Problem requirements - Below are the records; collect from them each line containing the string "Marketing".

Listing -
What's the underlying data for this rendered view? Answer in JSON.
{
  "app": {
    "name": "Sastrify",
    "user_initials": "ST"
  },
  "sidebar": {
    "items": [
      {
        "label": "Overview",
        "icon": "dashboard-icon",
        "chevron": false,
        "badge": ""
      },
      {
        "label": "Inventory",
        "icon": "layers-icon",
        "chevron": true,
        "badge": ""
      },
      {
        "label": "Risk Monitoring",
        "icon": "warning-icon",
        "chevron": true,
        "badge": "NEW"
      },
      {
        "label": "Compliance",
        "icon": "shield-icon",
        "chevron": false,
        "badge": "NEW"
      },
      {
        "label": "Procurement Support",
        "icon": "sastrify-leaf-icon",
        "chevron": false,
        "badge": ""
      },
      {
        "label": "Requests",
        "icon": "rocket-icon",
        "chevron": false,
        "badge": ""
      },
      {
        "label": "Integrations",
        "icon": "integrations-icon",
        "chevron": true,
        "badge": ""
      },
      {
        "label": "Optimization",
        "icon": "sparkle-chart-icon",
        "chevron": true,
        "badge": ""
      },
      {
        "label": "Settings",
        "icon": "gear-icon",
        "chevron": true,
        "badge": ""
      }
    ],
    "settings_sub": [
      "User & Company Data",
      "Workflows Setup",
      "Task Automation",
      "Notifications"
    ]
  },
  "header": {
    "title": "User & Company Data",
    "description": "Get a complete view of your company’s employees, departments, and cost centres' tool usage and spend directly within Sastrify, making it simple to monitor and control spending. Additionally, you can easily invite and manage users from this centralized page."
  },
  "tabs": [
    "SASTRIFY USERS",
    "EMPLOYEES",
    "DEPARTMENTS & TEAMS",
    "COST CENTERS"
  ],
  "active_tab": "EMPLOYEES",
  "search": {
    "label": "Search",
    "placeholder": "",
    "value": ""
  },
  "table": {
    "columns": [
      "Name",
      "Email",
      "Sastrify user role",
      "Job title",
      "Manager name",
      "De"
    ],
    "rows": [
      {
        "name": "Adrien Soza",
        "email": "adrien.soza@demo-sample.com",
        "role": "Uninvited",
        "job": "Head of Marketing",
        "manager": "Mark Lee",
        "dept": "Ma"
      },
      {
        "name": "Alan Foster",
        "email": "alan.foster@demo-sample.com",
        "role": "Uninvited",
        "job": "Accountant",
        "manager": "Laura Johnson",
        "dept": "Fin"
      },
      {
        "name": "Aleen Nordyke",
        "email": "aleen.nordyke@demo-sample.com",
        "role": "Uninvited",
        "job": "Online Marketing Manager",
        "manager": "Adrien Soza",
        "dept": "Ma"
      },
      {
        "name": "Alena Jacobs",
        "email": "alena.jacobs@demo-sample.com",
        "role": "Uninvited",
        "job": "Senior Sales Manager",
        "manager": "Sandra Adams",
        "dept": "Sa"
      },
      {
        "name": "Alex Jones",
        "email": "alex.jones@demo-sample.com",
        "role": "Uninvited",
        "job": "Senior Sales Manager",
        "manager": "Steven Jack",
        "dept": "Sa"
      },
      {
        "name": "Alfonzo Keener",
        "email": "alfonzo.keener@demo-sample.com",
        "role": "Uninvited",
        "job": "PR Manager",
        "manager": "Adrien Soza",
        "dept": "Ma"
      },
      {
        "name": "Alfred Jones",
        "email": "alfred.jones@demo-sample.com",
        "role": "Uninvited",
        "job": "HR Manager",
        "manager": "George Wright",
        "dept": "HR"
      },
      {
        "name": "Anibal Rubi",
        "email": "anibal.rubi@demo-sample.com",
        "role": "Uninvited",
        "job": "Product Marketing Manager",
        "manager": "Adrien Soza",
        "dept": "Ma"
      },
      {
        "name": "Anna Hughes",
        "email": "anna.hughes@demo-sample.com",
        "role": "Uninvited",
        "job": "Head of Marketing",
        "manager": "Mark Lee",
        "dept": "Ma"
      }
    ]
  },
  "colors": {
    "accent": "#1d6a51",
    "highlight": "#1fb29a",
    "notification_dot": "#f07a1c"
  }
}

Answer to the task -
        "job": "Head of Marketing",
        "job": "Online Marketing Manager",
        "job": "Product Marketing Manager",
        "job": "Head of Marketing",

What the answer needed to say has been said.